= Texto extraído =
= = = = = = =

Especialistas afirmam que os preços dos iPhones no Brasil não devem aumentar a curto prazo, pois a Apple já considera a diferença cambial em sua precificação. Além disso, a empresa pode transferir parte da produção para países como Vietnã e Índia, onde as tarifas são menores. No entanto, a nova tarifa pode causar uma crise econômica global, afetando o Brasil, que depende muito da China e dos EUA. A carga tributária brasileira, que representa cerca de 52% do preço final do iPhone, também contribui para os altos custos no país.

O presidente dos Estados Unidos, Donald Trump, anunciou um aumento da tarifa sobre importações chinesas para 125%, a partir de nove de agosto. Essa medida deve impactar diretamente o preço do iPhone nos EUA, uma vez que a Apple fabrica cerca de 90% de seus smartphones na China. Com o aumento dos custos de produção, a empresa pode repassar parte desse valor ao consumidor, tornando o iPhone mais caro do que no Brasil.

Atualmente, o modelo básico do iPhone 16 custa US$ 799 nos EUA, mas com a nova tarifa, o preço pode subir para cerca de US$ 1.637,95, equivalente a aproximadamente R$ 9.565,60. O modelo Plus, que custa US$ 899, pode chegar a US$ 1.842,95, ou cerca de R$ 10.762,80. Isso mudaria drasticamente a diferença de preços entre os dois países, tornando menos vantajosa a compra do aparelho por brasileiros em viagens ao exterior.

= = = = = = =

= Trechos do material =

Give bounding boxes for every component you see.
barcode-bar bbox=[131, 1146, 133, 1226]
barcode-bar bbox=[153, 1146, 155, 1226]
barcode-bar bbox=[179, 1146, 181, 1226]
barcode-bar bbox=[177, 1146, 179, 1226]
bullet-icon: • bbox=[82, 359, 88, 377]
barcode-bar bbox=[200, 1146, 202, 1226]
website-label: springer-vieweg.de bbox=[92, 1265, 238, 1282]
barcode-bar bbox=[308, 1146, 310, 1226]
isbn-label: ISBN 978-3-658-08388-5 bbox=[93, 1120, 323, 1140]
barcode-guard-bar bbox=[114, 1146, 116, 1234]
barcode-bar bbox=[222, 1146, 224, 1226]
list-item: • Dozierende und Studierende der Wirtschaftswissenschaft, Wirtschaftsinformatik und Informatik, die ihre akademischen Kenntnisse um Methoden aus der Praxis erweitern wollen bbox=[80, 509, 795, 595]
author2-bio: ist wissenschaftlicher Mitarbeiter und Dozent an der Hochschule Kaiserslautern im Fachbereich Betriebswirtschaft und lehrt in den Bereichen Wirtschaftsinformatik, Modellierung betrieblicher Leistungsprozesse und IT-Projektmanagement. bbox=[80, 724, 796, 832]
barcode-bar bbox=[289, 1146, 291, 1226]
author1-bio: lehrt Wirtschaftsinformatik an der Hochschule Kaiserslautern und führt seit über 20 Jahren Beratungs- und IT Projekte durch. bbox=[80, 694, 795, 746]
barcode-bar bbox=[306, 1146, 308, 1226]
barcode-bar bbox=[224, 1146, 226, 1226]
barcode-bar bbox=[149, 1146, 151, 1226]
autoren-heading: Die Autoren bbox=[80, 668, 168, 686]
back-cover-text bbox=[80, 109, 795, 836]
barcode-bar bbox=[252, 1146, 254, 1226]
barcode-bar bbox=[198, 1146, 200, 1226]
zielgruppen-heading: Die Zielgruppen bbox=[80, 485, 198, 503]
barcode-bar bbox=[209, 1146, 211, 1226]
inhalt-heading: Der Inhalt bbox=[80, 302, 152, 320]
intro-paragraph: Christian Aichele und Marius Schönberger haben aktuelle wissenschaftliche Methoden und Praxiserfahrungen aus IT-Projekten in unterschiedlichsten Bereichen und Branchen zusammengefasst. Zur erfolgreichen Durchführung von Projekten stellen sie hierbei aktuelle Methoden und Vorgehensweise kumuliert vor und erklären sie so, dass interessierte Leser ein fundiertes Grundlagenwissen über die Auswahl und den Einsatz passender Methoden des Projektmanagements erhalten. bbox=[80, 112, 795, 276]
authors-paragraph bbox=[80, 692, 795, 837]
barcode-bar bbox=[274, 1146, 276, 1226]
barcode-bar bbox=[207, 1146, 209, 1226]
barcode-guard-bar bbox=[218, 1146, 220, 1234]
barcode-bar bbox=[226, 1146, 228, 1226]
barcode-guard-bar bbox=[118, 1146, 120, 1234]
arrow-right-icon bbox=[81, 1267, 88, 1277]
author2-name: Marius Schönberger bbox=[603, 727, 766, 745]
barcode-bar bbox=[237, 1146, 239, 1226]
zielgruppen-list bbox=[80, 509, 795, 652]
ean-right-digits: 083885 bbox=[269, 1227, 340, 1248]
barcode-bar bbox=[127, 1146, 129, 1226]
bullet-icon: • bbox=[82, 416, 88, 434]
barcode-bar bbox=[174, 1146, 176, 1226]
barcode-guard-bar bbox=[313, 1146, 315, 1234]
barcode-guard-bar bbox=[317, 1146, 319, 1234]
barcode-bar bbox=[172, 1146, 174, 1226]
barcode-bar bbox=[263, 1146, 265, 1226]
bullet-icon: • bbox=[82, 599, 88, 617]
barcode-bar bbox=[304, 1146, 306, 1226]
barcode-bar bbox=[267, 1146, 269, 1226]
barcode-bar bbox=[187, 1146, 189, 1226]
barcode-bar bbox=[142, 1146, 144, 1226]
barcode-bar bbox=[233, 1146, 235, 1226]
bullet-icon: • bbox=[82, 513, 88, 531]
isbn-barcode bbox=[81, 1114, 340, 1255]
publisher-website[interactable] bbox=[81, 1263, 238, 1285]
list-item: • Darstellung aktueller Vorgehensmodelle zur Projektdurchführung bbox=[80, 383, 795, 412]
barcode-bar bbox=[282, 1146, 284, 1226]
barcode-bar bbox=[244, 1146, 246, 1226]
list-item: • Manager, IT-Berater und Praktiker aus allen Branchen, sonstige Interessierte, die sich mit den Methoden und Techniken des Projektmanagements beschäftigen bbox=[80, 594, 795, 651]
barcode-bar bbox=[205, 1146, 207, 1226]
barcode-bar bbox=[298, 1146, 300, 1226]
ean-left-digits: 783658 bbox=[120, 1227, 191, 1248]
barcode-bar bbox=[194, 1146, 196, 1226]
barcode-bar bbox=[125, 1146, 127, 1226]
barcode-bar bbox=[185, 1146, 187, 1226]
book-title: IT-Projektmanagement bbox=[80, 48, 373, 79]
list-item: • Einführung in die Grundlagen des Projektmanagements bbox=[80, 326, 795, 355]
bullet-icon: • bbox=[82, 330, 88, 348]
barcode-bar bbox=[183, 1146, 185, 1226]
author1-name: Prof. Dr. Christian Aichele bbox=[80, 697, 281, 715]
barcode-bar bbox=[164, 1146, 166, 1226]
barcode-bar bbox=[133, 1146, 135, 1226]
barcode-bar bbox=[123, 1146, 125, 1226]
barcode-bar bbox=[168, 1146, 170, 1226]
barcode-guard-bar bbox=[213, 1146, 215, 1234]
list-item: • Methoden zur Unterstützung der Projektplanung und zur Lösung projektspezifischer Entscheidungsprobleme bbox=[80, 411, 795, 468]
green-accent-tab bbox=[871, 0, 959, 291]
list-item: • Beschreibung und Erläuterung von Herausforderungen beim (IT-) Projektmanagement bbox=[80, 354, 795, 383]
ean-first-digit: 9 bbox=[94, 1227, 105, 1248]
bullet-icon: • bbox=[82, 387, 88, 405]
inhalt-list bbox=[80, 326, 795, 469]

= = = = = = =

= Enunciado =
Segundo o texto extraído, que parcela do preço final do iPhone no Brasil corresponde à carga tributária? O material não tem relação com o texto extraído.

= Área de resposta =
Cerca de 52%.